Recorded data
==========

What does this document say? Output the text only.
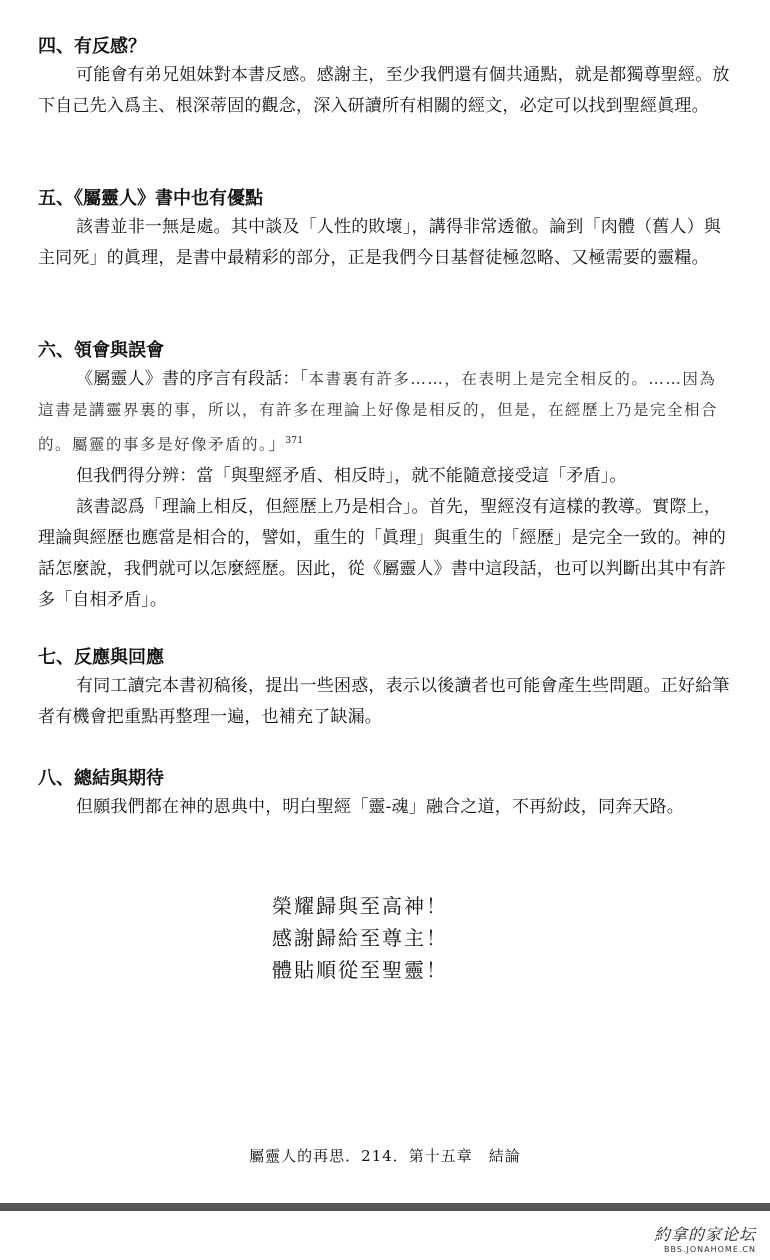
四、有反感？

可能會有弟兄姐妹對本書反感。感謝主，至少我們還有個共通點，就是都獨尊聖經。放下自己先入爲主、根深蒂固的觀念，深入研讀所有相關的經文，必定可以找到聖經眞理。

五、《屬靈人》書中也有優點

該書並非一無是處。其中談及「人性的敗壞」，講得非常透徹。論到「肉體（舊人）與主同死」的眞理，是書中最精彩的部分，正是我們今日基督徒極忽略、又極需要的靈糧。

六、領會與誤會

《屬靈人》書的序言有段話：「本書裏有許多……，在表明上是完全相反的。……因為這書是講靈界裏的事，所以，有許多在理論上好像是相反的，但是，在經歷上乃是完全相合的。屬靈的事多是好像矛盾的。」$^{371}$

但我們得分辨：當「與聖經矛盾、相反時」，就不能隨意接受這「矛盾」。

該書認爲「理論上相反，但經歷上乃是相合」。首先，聖經沒有這樣的教導。實際上，理論與經歷也應當是相合的，譬如，重生的「眞理」與重生的「經歷」是完全一致的。神的話怎麼說，我們就可以怎麼經歷。因此，從《屬靈人》書中這段話，也可以判斷出其中有許多「自相矛盾」。

七、反應與回應

有同工讀完本書初稿後，提出一些困惑，表示以後讀者也可能會產生些問題。正好給筆者有機會把重點再整理一遍，也補充了缺漏。

八、總結與期待

但願我們都在神的恩典中，明白聖經「靈-魂」融合之道，不再紛歧，同奔天路。

榮耀歸與至高神！
感謝歸給至尊主！
體貼順從至聖靈！
屬靈人的再思．214．第十五章　結論
約拿的家论坛
BBS.JONAHOME.CN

==========

Set problem
Write out the material above once more, exactly as it reads, with no pictures.

Exercise output
What does this document say? Output the text only.
四、有反感？

可能會有弟兄姐妹對本書反感。感謝主，至少我們還有個共通點，就是都獨尊聖經。放下自己先入爲主、根深蒂固的觀念，深入研讀所有相關的經文，必定可以找到聖經眞理。

五、《屬靈人》書中也有優點

該書並非一無是處。其中談及「人性的敗壞」，講得非常透徹。論到「肉體（舊人）與主同死」的眞理，是書中最精彩的部分，正是我們今日基督徒極忽略、又極需要的靈糧。

六、領會與誤會

《屬靈人》書的序言有段話：「本書裏有許多……，在表明上是完全相反的。……因為這書是講靈界裏的事，所以，有許多在理論上好像是相反的，但是，在經歷上乃是完全相合的。屬靈的事多是好像矛盾的。」$^{371}$

但我們得分辨：當「與聖經矛盾、相反時」，就不能隨意接受這「矛盾」。

該書認爲「理論上相反，但經歷上乃是相合」。首先，聖經沒有這樣的教導。實際上，理論與經歷也應當是相合的，譬如，重生的「眞理」與重生的「經歷」是完全一致的。神的話怎麼說，我們就可以怎麼經歷。因此，從《屬靈人》書中這段話，也可以判斷出其中有許多「自相矛盾」。

七、反應與回應

有同工讀完本書初稿後，提出一些困惑，表示以後讀者也可能會產生些問題。正好給筆者有機會把重點再整理一遍，也補充了缺漏。

八、總結與期待

但願我們都在神的恩典中，明白聖經「靈-魂」融合之道，不再紛歧，同奔天路。

榮耀歸與至高神！
感謝歸給至尊主！
體貼順從至聖靈！
屬靈人的再思．214．第十五章　結論
約拿的家论坛
BBS.JONAHOME.CN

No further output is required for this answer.